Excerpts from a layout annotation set
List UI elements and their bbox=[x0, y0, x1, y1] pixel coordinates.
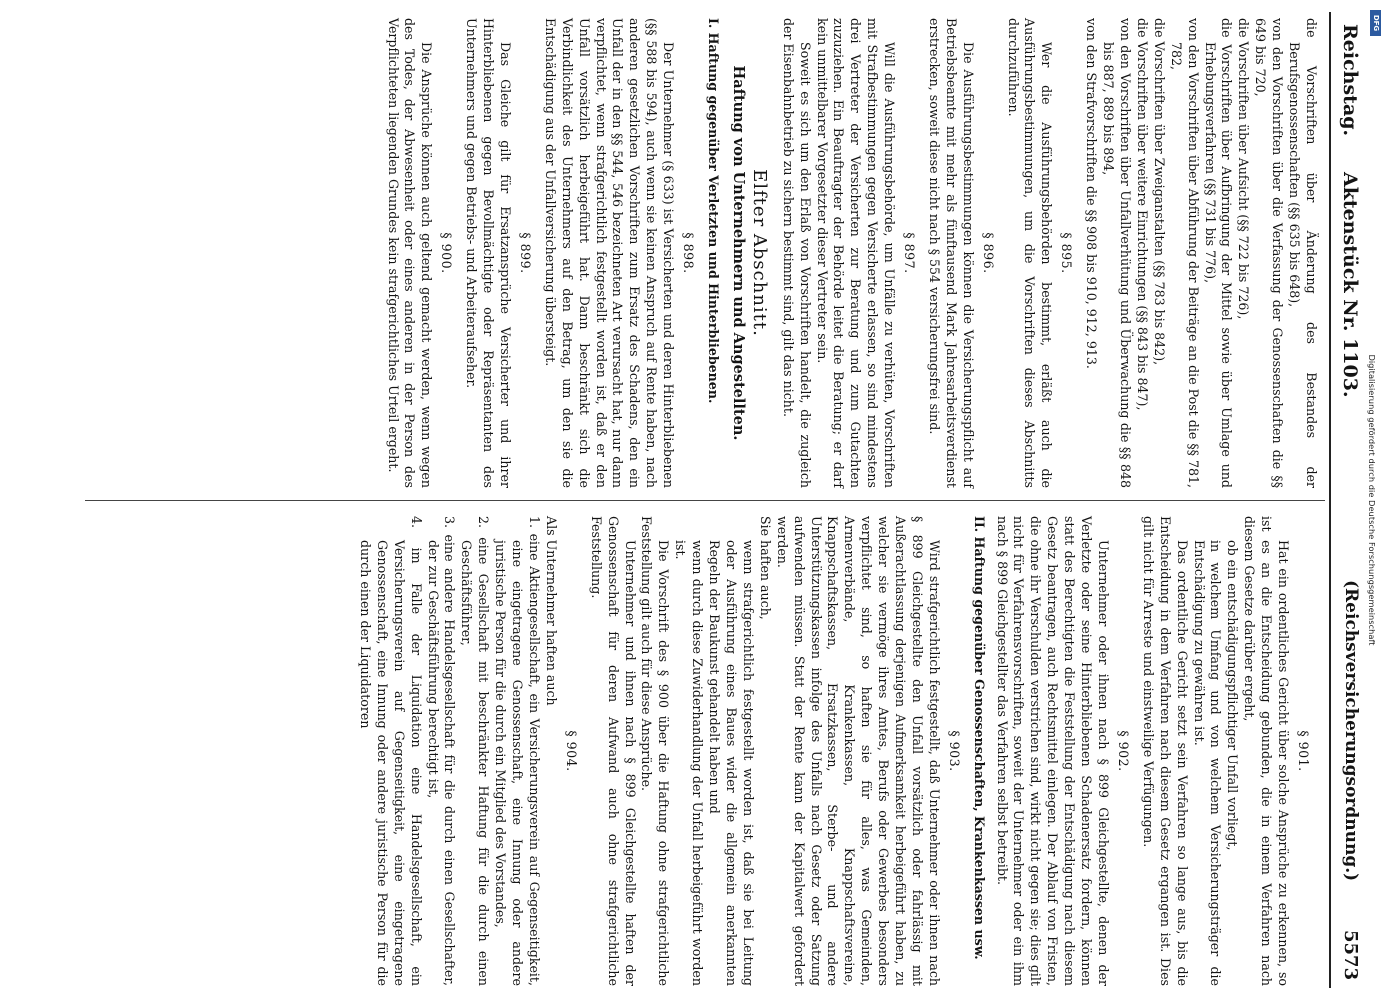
list-item: 1. eine Aktiengesellschaft, ein Versicherungsverein auf Gegenseitigkeit, eine eingetragene Genossenschaft, eine Innung oder andere juristische Person für die durch ein Mitglied des Vorstandes, bbox=[493, 516, 543, 986]
header-title: (Reichsversicherungsordnung.) bbox=[1341, 580, 1361, 882]
section-title: Haftung von Unternehmern und Angestellten. bbox=[729, 65, 747, 441]
body-paragraph: Das Gleiche gilt für Ersatzansprüche Versicherter und ihrer Hinterbliebenen gegen Bevollmächtigte oder Repräsentanten des Unternehmers und gegen Betriebs- und Arbeiteraufseher. bbox=[464, 18, 514, 488]
paragraph-number: § 896. bbox=[980, 232, 996, 274]
body-paragraph: Die Ansprüche können auch geltend gemacht werden, wenn wegen des Todes, der Abwesenheit oder eines anderen in der Person des Verpflichteten liegenden Grundes kein strafgerichtliches Urteil ergeht. bbox=[385, 18, 435, 488]
paragraph-number: § 899. bbox=[517, 232, 533, 274]
list-item: 2. eine Gesellschaft mit beschränkter Haftung für die durch einen Geschäftsführer, bbox=[459, 516, 492, 986]
header-document-number: Aktenstück Nr. 1103. bbox=[1339, 172, 1361, 398]
page-header bbox=[1325, 12, 1365, 988]
indented-line: ob ein entschädigungspflichtiger Unfall vorliegt, bbox=[1225, 540, 1241, 851]
subsection-heading: II. Haftung gegenüber Genossenschaften, Krankenkassen usw. bbox=[971, 516, 987, 960]
header-left: Reichstag. bbox=[1339, 24, 1361, 137]
header-rule bbox=[1329, 12, 1331, 988]
text-line: von den Vorschriften über die Verfassung der Genossenschaften die §§ 649 bis 720, bbox=[1253, 18, 1286, 488]
list-item: die Vorschriften über Änderung des Bestandes der Berufsgenossenschaften (§§ 635 bis 648), bbox=[1287, 18, 1319, 488]
text-line: die Vorschriften über Aufsicht (§§ 722 bis 726), bbox=[1236, 18, 1252, 320]
list-item: die Vorschriften über Zweiganstalten (§§ 783 bis 842), bbox=[1151, 18, 1167, 366]
body-paragraph: Wird strafgerichtlich festgestellt, daß Unternehmer oder ihnen nach § 899 Gleichgestellte den Unfall vorsätzlich oder fahrlässig mit Außerachtlassung derjenigen Aufmerksamkeit herbeigeführt haben, zu welcher sie vermöge ihres Amtes, Berufs oder Gewerbes besonders verpflichtet sind, so haften sie für alles, was Gemeinden, Armenverbände, Krankenkassen, Knappschaftsvereine, Knappschaftskassen, Ersatzkassen, Sterbe- und andere Unterstützungskassen infolge des Unfalls nach Gesetz oder Satzung aufwenden müssen. Statt der Rente kann der Kapitalwert gefordert werden. bbox=[774, 516, 942, 986]
paragraph-number: § 898. bbox=[681, 232, 697, 274]
paragraph-number: § 903. bbox=[946, 730, 962, 772]
list-item: von den Vorschriften über Abführung der Beiträge an die Post die §§ 781, 782, bbox=[1168, 18, 1201, 488]
body-paragraph: Der Unternehmer (§ 633) ist Versicherten und deren Hinterbliebenen (§§ 588 bis 594), auch wenn sie keinen Anspruch auf Rente haben, nach anderen gesetzlichen Vorschriften zum Ersatz des Schadens, den ein Unfall der in den §§ 544, 546 bezeichneten Art verursacht hat, nur dann verpflichtet, wenn strafgerichtlich festgestellt worden ist, daß er den Unfall vorsätzlich herbeigeführt hat. Dann beschränkt sich die Verbindlichkeit des Unternehmers auf den Betrag, um den sie die Entschädigung aus der Unfallversicherung übersteigt. bbox=[542, 18, 677, 488]
page-number: 5573 bbox=[1340, 930, 1361, 981]
body-paragraph: Hat ein ordentliches Gericht über solche Ansprüche zu erkennen, so ist es an die Entscheidung gebunden, die in einem Verfahren nach diesem Gesetze darüber ergeht, bbox=[1242, 516, 1292, 986]
right-column bbox=[356, 516, 1319, 986]
paragraph-number: § 902. bbox=[1115, 730, 1131, 772]
list-item: die Vorschriften über weitere Einrichtungen (§§ 843 bis 847), bbox=[1134, 18, 1150, 411]
body-paragraph: Unternehmer und ihnen nach § 899 Gleichgestellte haften der Genossenschaft für deren Aufwand auch ohne strafgerichtliche Feststellung. bbox=[588, 516, 638, 986]
list-item: 3. eine andere Handelsgesellschaft für die durch einen Gesellschafter, der zur Geschäftsführung berechtigt ist, bbox=[425, 516, 458, 986]
subsection-heading: I. Haftung gegenüber Verletzten und Hinterbliebenen. bbox=[706, 18, 721, 404]
left-column bbox=[384, 18, 1319, 488]
text-line: Sie haften auch, bbox=[757, 516, 773, 620]
dfg-logo-text: DFG bbox=[1371, 14, 1380, 32]
paragraph-number: § 900. bbox=[439, 232, 455, 274]
body-paragraph: Will die Ausführungsbehörde, um Unfälle zu verhüten, Vorschriften mit Strafbestimmungen gegen Versicherte erlassen, so sind mindestens drei Vertreter der Versicherten zur Beratung und zum Gutachten zuzuziehen. Ein Beauftragter der Behörde leitet die Beratung; er darf kein unmittelbarer Vorgesetzter dieser Vertreter sein. bbox=[814, 18, 898, 488]
list-item: von den Strafvorschriften die §§ 908 bis 910, 912, 913. bbox=[1084, 18, 1100, 369]
text-line: Als Unternehmer haften auch bbox=[543, 516, 559, 706]
body-paragraph: Das ordentliche Gericht setzt sein Verfahren so lange aus, bis die Entscheidung in dem Verfahren nach diesem Gesetz ergangen ist. Dies gilt nicht für Arreste und einstweilige Verfügungen. bbox=[1140, 516, 1190, 986]
indented-line: in welchem Umfang und von welchem Versicherungsträger die Entschädigung zu gewähren ist. bbox=[1191, 540, 1224, 986]
body-paragraph: Unternehmer oder ihnen nach § 899 Gleichgestellte, denen der Verletzte oder seine Hinterbliebenen Schadenersatz fordern, können statt des Berechtigten die Feststellung der Entschädigung nach diesem Gesetz beantragen, auch Rechtsmittel einlegen. Der Ablauf von Fristen, die ohne ihr Verschulden verstrichen sind, wirkt nicht gegen sie; dies gilt nicht für Verfahrensvorschriften, soweit der Unternehmer oder ein ihm nach § 899 Gleichgestellter das Verfahren selbst betreibt. bbox=[994, 516, 1112, 986]
body-paragraph: Soweit es sich um den Erlaß von Vorschriften handelt, die zugleich der Eisenbahnbetrieb zu sichern bestimmt sind, gilt das nicht. bbox=[780, 18, 813, 488]
indented-line: wenn durch diese Zuwiderhandlung der Unfall herbeigeführt worden ist. bbox=[673, 540, 706, 986]
body-paragraph: Die Vorschrift des § 900 über die Haftung ohne strafgerichtliche Feststellung gilt auch für diese Ansprüche. bbox=[639, 516, 672, 986]
column-divider bbox=[85, 500, 1325, 501]
paragraph-number: § 895. bbox=[1059, 232, 1075, 274]
body-paragraph: Wer die Ausführungsbehörden bestimmt, erläßt auch die Ausführungsbestimmungen, um die Vorschriften dieses Abschnitts durchzuführen. bbox=[1005, 18, 1055, 488]
dfg-logo bbox=[1370, 10, 1381, 36]
rotated-page bbox=[45, 12, 1365, 988]
body-paragraph: Die Ausführungsbestimmungen können die Versicherungspflicht auf Betriebsbeamte mit mehr als fünftausend Mark Jahresarbeitsverdienst erstrecken, soweit diese nicht nach § 554 versicherungsfrei sind. bbox=[926, 18, 976, 488]
list-item: von den Vorschriften über Unfallverhütung und Überwachung die §§ 848 bis 887, 889 bis 894, bbox=[1101, 18, 1134, 488]
digitization-imprint: Digitalisierung gefördert durch die Deutsche Forschungsgemeinschaft bbox=[1367, 354, 1377, 646]
list-item: die Vorschriften über Aufbringung der Mittel sowie über Umlage und Erhebungsverfahren (§§ 731 bis 776), bbox=[1202, 18, 1235, 488]
paragraph-number: § 901. bbox=[1296, 730, 1311, 772]
section-heading: Elfter Abschnitt. bbox=[748, 169, 770, 337]
paragraph-number: § 897. bbox=[902, 232, 918, 274]
paragraph-number: § 904. bbox=[563, 730, 579, 772]
list-item: 4. im Falle der Liquidation eine Handelsgesellschaft, ein Versicherungsverein auf Gegenseitigkeit, eine eingetragene Genossenschaft, eine Innung oder andere juristische Person für die durch einen der Liquidatoren bbox=[357, 516, 424, 986]
indented-line: wenn strafgerichtlich festgestellt worden ist, daß sie bei Leitung oder Ausführung eines Baues wider die allgemein anerkannten Regeln der Baukunst gehandelt haben und bbox=[707, 540, 756, 986]
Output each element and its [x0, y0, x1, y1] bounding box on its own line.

» **Goal**:
Rewrite the rows from the line with "list-item: 1. eine" up to and including the line with "body-paragraph: Die Ansprüche", changing "Bevollmächtigte" to "Beauftragte" and leaving everything else unchanged.

» **Response below**:
list-item: 1. eine Aktiengesellschaft, ein Versicherungsverein auf Gegenseitigkeit, eine eingetragene Genossenschaft, eine Innung oder andere juristische Person für die durch ein Mitglied des Vorstandes, bbox=[493, 516, 543, 986]
header-title: (Reichsversicherungsordnung.) bbox=[1341, 580, 1361, 882]
section-title: Haftung von Unternehmern und Angestellten. bbox=[729, 65, 747, 441]
body-paragraph: Das Gleiche gilt für Ersatzansprüche Versicherter und ihrer Hinterbliebenen gegen Beauftragte oder Repräsentanten des Unternehmers und gegen Betriebs- und Arbeiteraufseher. bbox=[464, 18, 514, 488]
paragraph-number: § 896. bbox=[980, 232, 996, 274]
body-paragraph: Die Ansprüche können auch geltend gemacht werden, wenn wegen des Todes, der Abwesenheit oder eines anderen in der Person des Verpflichteten liegenden Grundes kein strafgerichtliches Urteil ergeht. bbox=[385, 18, 435, 488]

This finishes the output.